* Work to be completed
Search the data for the word "assembly". Reproduce every line where it is found.

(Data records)
□ □ □ □ □

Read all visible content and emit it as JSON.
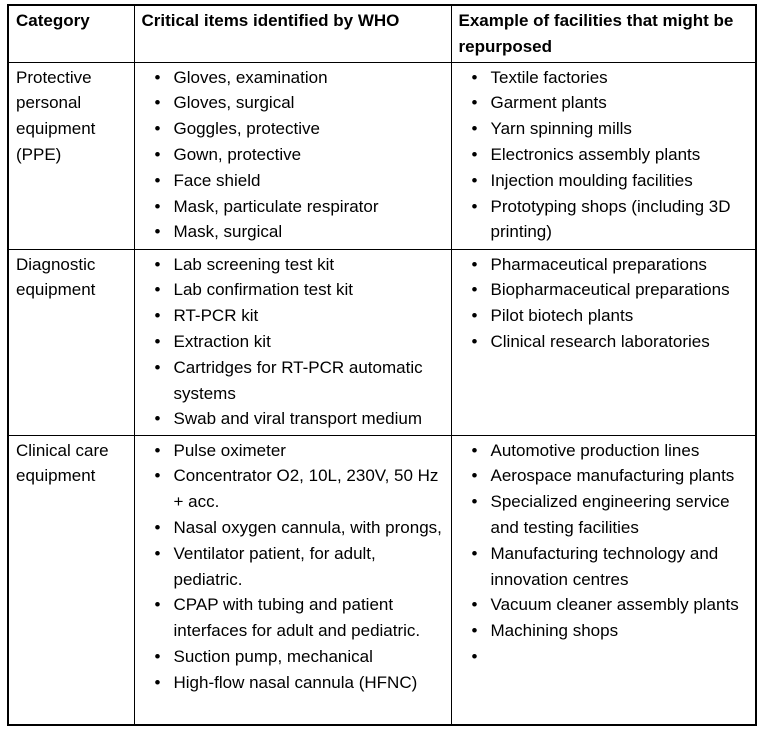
{
  "colors": {
    "border": "#000000",
    "text": "#000000",
    "background": "#ffffff"
  },
  "table": {
    "headers": {
      "category": "Category",
      "items": "Critical items identified by WHO",
      "facilities": "Example of facilities that might be repurposed"
    },
    "rows": [
      {
        "category": "Protective personal equipment (PPE)",
        "items": [
          "Gloves, examination",
          "Gloves, surgical",
          "Goggles, protective",
          "Gown, protective",
          "Face shield",
          "Mask, particulate respirator",
          "Mask, surgical"
        ],
        "facilities": [
          "Textile factories",
          "Garment plants",
          "Yarn spinning mills",
          "Electronics assembly plants",
          "Injection moulding facilities",
          "Prototyping shops (including 3D printing)"
        ]
      },
      {
        "category": "Diagnostic equipment",
        "items": [
          "Lab screening test kit",
          "Lab confirmation test kit",
          "RT-PCR kit",
          "Extraction kit",
          "Cartridges for RT-PCR automatic systems",
          "Swab and viral transport medium"
        ],
        "facilities": [
          "Pharmaceutical preparations",
          "Biopharmaceutical preparations",
          "Pilot biotech plants",
          "Clinical research laboratories"
        ]
      },
      {
        "category": "Clinical care equipment",
        "items": [
          "Pulse oximeter",
          "Concentrator O2, 10L, 230V, 50 Hz + acc.",
          "Nasal oxygen cannula, with prongs,",
          "Ventilator patient, for adult, pediatric.",
          "CPAP with tubing and patient interfaces for adult and pediatric.",
          "Suction pump, mechanical",
          "High-flow nasal cannula (HFNC)"
        ],
        "facilities": [
          "Automotive production lines",
          "Aerospace manufacturing plants",
          "Specialized engineering service and testing facilities",
          "Manufacturing technology and innovation centres",
          "Vacuum cleaner assembly plants",
          "Machining shops",
          ""
        ]
      }
    ]
  }
}
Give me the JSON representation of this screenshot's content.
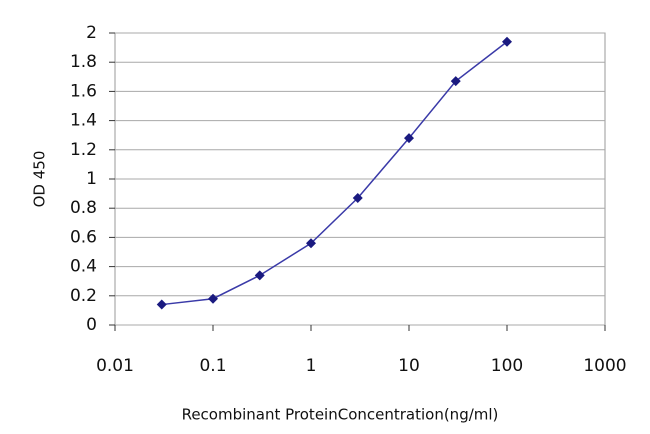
{
  "chart_data": {
    "type": "line",
    "x_label": "Recombinant ProteinConcentration(ng/ml)",
    "y_label": "OD 450",
    "x": [
      0.03,
      0.1,
      0.3,
      1,
      3,
      10,
      30,
      100
    ],
    "values": [
      0.14,
      0.18,
      0.34,
      0.56,
      0.87,
      1.28,
      1.67,
      1.94
    ],
    "color": "#3a3aa8",
    "marker_color": "#1a1a80",
    "xscale": "log",
    "xlim": [
      0.01,
      1000
    ],
    "xticks": [
      0.01,
      0.1,
      1,
      10,
      100,
      1000
    ],
    "ylim": [
      0,
      2
    ],
    "yticks": [
      0,
      0.2,
      0.4,
      0.6,
      0.8,
      1,
      1.2,
      1.4,
      1.6,
      1.8,
      2
    ],
    "grid": true
  }
}
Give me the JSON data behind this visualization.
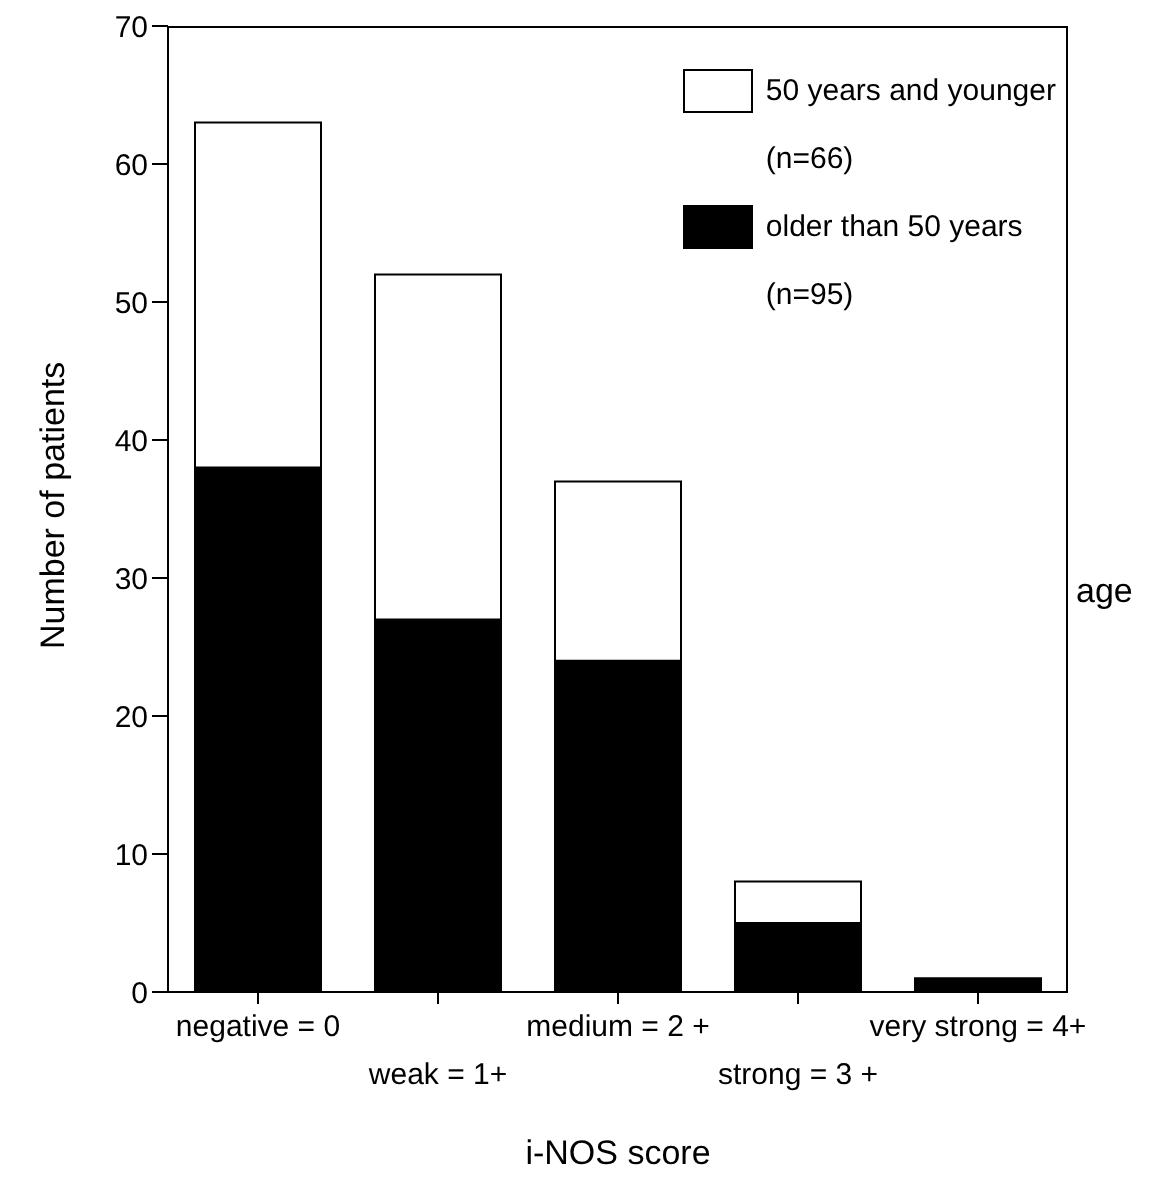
{
  "chart_data": {
    "type": "bar",
    "stacked": true,
    "xlabel": "i-NOS score",
    "ylabel": "Number of patients",
    "categories": [
      "negative = 0",
      "weak = 1+",
      "medium = 2 +",
      "strong = 3 +",
      "very strong = 4+"
    ],
    "series": [
      {
        "name": "older than 50 years",
        "color": "#000000",
        "values": [
          38,
          27,
          24,
          5,
          1
        ]
      },
      {
        "name": "50 years and younger",
        "color": "#ffffff",
        "values": [
          25,
          25,
          13,
          3,
          0
        ]
      }
    ],
    "ylim": [
      0,
      70
    ],
    "yticks": [
      0,
      10,
      20,
      30,
      40,
      50,
      60,
      70
    ],
    "grid": false,
    "legend": "top right",
    "annotations": [
      "age",
      "(n=66)",
      "(n=95)"
    ]
  }
}
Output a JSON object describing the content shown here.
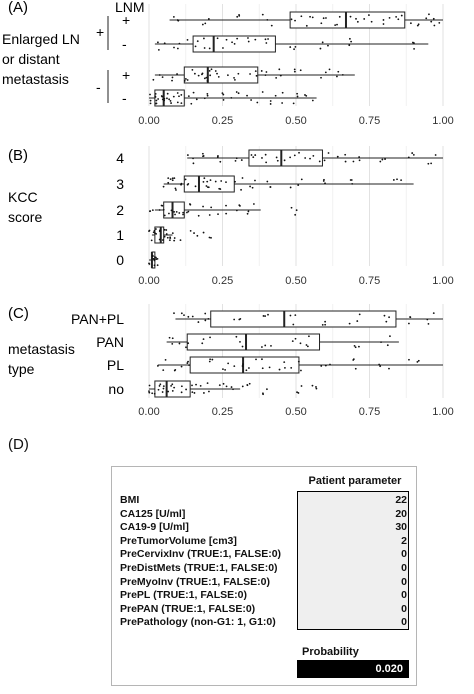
{
  "chart_data": [
    {
      "panel": "(A)",
      "type": "box",
      "ylabel_lines": [
        "Enlarged LN",
        "or distant",
        "metastasis"
      ],
      "legend_title": "LNM",
      "group_labels": [
        "+",
        "-"
      ],
      "subgroup_labels": [
        "+",
        "-"
      ],
      "xlim": [
        0,
        1
      ],
      "xticks": [
        "0.00",
        "0.25",
        "0.50",
        "0.75",
        "1.00"
      ],
      "series": [
        {
          "group": "+",
          "lnm": "+",
          "min": 0.07,
          "q1": 0.48,
          "median": 0.67,
          "q3": 0.87,
          "max": 1.0,
          "points": [
            0.1,
            0.2,
            0.3,
            0.4,
            0.5,
            0.55,
            0.6,
            0.65,
            0.7,
            0.75,
            0.8,
            0.85,
            0.9,
            0.95,
            0.98
          ]
        },
        {
          "group": "+",
          "lnm": "-",
          "min": 0.02,
          "q1": 0.15,
          "median": 0.22,
          "q3": 0.43,
          "max": 0.95,
          "points": [
            0.05,
            0.1,
            0.15,
            0.2,
            0.25,
            0.3,
            0.35,
            0.4,
            0.5,
            0.6,
            0.7,
            0.9
          ]
        },
        {
          "group": "-",
          "lnm": "+",
          "min": 0.02,
          "q1": 0.12,
          "median": 0.2,
          "q3": 0.37,
          "max": 0.7,
          "points": [
            0.03,
            0.08,
            0.12,
            0.15,
            0.18,
            0.2,
            0.22,
            0.25,
            0.3,
            0.35,
            0.4,
            0.45,
            0.5,
            0.6,
            0.65
          ]
        },
        {
          "group": "-",
          "lnm": "-",
          "min": 0.0,
          "q1": 0.02,
          "median": 0.05,
          "q3": 0.12,
          "max": 0.57,
          "points": [
            0.01,
            0.02,
            0.03,
            0.04,
            0.05,
            0.06,
            0.08,
            0.1,
            0.12,
            0.15,
            0.2,
            0.25,
            0.3,
            0.35,
            0.4,
            0.45,
            0.5,
            0.55
          ]
        }
      ]
    },
    {
      "panel": "(B)",
      "type": "box",
      "ylabel_lines": [
        "KCC",
        "score"
      ],
      "categories": [
        "4",
        "3",
        "2",
        "1",
        "0"
      ],
      "xlim": [
        0,
        1
      ],
      "xticks": [
        "0.00",
        "0.25",
        "0.50",
        "0.75",
        "1.00"
      ],
      "series": [
        {
          "name": "4",
          "min": 0.13,
          "q1": 0.34,
          "median": 0.45,
          "q3": 0.59,
          "max": 1.0,
          "points": [
            0.15,
            0.2,
            0.25,
            0.3,
            0.35,
            0.4,
            0.45,
            0.5,
            0.55,
            0.6,
            0.65,
            0.7,
            0.8,
            0.9,
            0.97
          ]
        },
        {
          "name": "3",
          "min": 0.05,
          "q1": 0.12,
          "median": 0.17,
          "q3": 0.29,
          "max": 0.9,
          "points": [
            0.06,
            0.08,
            0.1,
            0.12,
            0.15,
            0.18,
            0.2,
            0.22,
            0.25,
            0.3,
            0.35,
            0.4,
            0.5,
            0.6,
            0.7,
            0.85
          ]
        },
        {
          "name": "2",
          "min": 0.02,
          "q1": 0.05,
          "median": 0.08,
          "q3": 0.12,
          "max": 0.38,
          "points": [
            0.02,
            0.04,
            0.06,
            0.08,
            0.1,
            0.12,
            0.15,
            0.2,
            0.25,
            0.3,
            0.35,
            0.5
          ]
        },
        {
          "name": "1",
          "min": 0.01,
          "q1": 0.02,
          "median": 0.04,
          "q3": 0.05,
          "max": 0.08,
          "points": [
            0.01,
            0.02,
            0.03,
            0.04,
            0.05,
            0.06,
            0.08,
            0.1,
            0.15,
            0.2
          ]
        },
        {
          "name": "0",
          "min": 0.0,
          "q1": 0.01,
          "median": 0.01,
          "q3": 0.02,
          "max": 0.02,
          "points": [
            0.005,
            0.01,
            0.012,
            0.015,
            0.02
          ]
        }
      ]
    },
    {
      "panel": "(C)",
      "type": "box",
      "ylabel_lines": [
        "metastasis",
        "type"
      ],
      "categories": [
        "PAN+PL",
        "PAN",
        "PL",
        "no"
      ],
      "xlim": [
        0,
        1
      ],
      "xticks": [
        "0.00",
        "0.25",
        "0.50",
        "0.75",
        "1.00"
      ],
      "series": [
        {
          "name": "PAN+PL",
          "min": 0.09,
          "q1": 0.21,
          "median": 0.46,
          "q3": 0.84,
          "max": 1.0,
          "points": [
            0.1,
            0.15,
            0.2,
            0.3,
            0.4,
            0.5,
            0.6,
            0.7,
            0.8,
            0.9,
            0.95
          ]
        },
        {
          "name": "PAN",
          "min": 0.06,
          "q1": 0.13,
          "median": 0.33,
          "q3": 0.58,
          "max": 0.85,
          "points": [
            0.08,
            0.12,
            0.2,
            0.3,
            0.4,
            0.5,
            0.55,
            0.7,
            0.8
          ]
        },
        {
          "name": "PL",
          "min": 0.03,
          "q1": 0.14,
          "median": 0.32,
          "q3": 0.51,
          "max": 1.0,
          "points": [
            0.05,
            0.1,
            0.15,
            0.2,
            0.25,
            0.3,
            0.35,
            0.4,
            0.45,
            0.5,
            0.6,
            0.7,
            0.8,
            0.9
          ]
        },
        {
          "name": "no",
          "min": 0.0,
          "q1": 0.02,
          "median": 0.06,
          "q3": 0.14,
          "max": 0.31,
          "points": [
            0.01,
            0.02,
            0.03,
            0.05,
            0.07,
            0.1,
            0.13,
            0.16,
            0.2,
            0.25,
            0.3,
            0.35,
            0.4,
            0.5,
            0.55
          ]
        }
      ]
    }
  ],
  "panel_d": {
    "letter": "(D)",
    "header": "Patient parameter",
    "rows": [
      {
        "name": "BMI",
        "value": "22"
      },
      {
        "name": "CA125 [U/ml]",
        "value": "20"
      },
      {
        "name": "CA19-9 [U/ml]",
        "value": "30"
      },
      {
        "name": "PreTumorVolume [cm3]",
        "value": "2"
      },
      {
        "name": "PreCervixInv (TRUE:1, FALSE:0)",
        "value": "0"
      },
      {
        "name": "PreDistMets (TRUE:1, FALSE:0)",
        "value": "0"
      },
      {
        "name": "PreMyoInv (TRUE:1, FALSE:0)",
        "value": "0"
      },
      {
        "name": "PrePL (TRUE:1, FALSE:0)",
        "value": "0"
      },
      {
        "name": "PrePAN (TRUE:1, FALSE:0)",
        "value": "0"
      },
      {
        "name": "PrePathology (non-G1: 1, G1:0)",
        "value": "0"
      }
    ],
    "probability_label": "Probability",
    "probability_value": "0.020"
  }
}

□ □ □ □ □

* Result for this exercise
          "Electronics assembly plants",
          "Vacuum cleaner assembly plants",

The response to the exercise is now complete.